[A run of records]
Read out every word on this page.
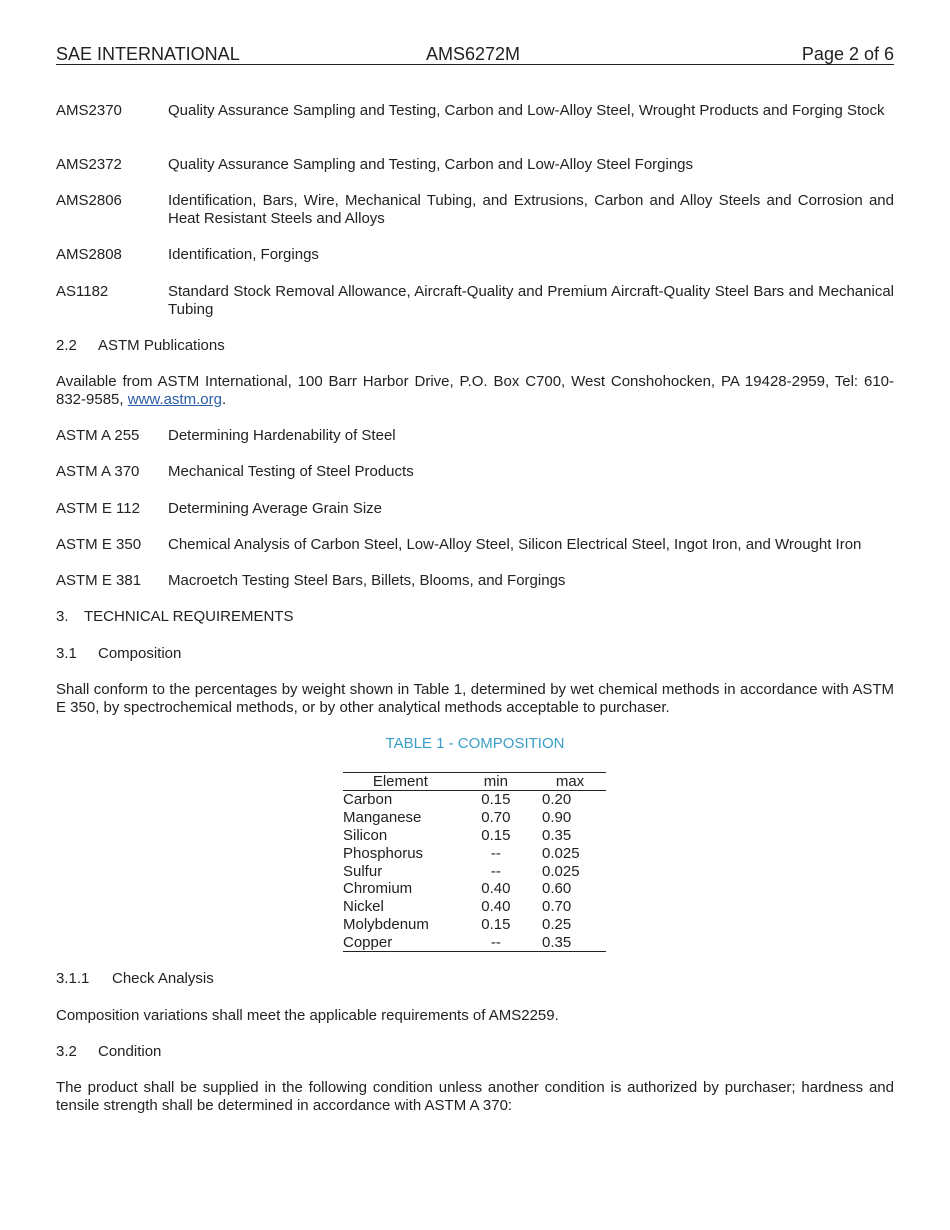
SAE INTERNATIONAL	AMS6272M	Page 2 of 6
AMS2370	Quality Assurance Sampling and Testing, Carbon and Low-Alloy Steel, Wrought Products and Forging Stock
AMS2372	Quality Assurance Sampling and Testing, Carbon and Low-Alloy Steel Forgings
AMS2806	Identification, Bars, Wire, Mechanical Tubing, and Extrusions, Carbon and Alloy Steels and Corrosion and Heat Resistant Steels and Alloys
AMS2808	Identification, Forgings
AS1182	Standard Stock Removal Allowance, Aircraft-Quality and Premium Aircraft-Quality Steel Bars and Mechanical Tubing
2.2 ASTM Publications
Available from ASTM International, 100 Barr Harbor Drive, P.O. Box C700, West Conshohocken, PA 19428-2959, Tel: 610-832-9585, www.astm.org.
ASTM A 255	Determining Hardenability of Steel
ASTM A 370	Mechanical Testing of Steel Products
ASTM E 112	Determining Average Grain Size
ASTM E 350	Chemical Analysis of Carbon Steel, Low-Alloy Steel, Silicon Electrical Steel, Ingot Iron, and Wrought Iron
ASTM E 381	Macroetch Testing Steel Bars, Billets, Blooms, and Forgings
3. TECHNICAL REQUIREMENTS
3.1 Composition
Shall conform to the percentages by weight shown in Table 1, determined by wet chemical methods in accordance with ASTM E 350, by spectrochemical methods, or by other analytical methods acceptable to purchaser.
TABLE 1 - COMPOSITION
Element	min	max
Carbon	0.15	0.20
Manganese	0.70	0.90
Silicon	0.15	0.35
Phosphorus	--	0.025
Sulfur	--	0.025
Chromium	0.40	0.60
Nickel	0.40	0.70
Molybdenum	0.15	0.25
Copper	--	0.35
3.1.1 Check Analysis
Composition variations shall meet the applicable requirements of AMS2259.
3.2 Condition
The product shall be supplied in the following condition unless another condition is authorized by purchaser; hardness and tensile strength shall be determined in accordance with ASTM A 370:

Challenge:
Show every line of the records above that contains the word "determined".

Result of the task:
Shall conform to the percentages by weight shown in Table 1, determined by wet chemical methods in accordance with ASTM E 350, by spectrochemical methods, or by other analytical methods acceptable to purchaser.
The product shall be supplied in the following condition unless another condition is authorized by purchaser; hardness and tensile strength shall be determined in accordance with ASTM A 370:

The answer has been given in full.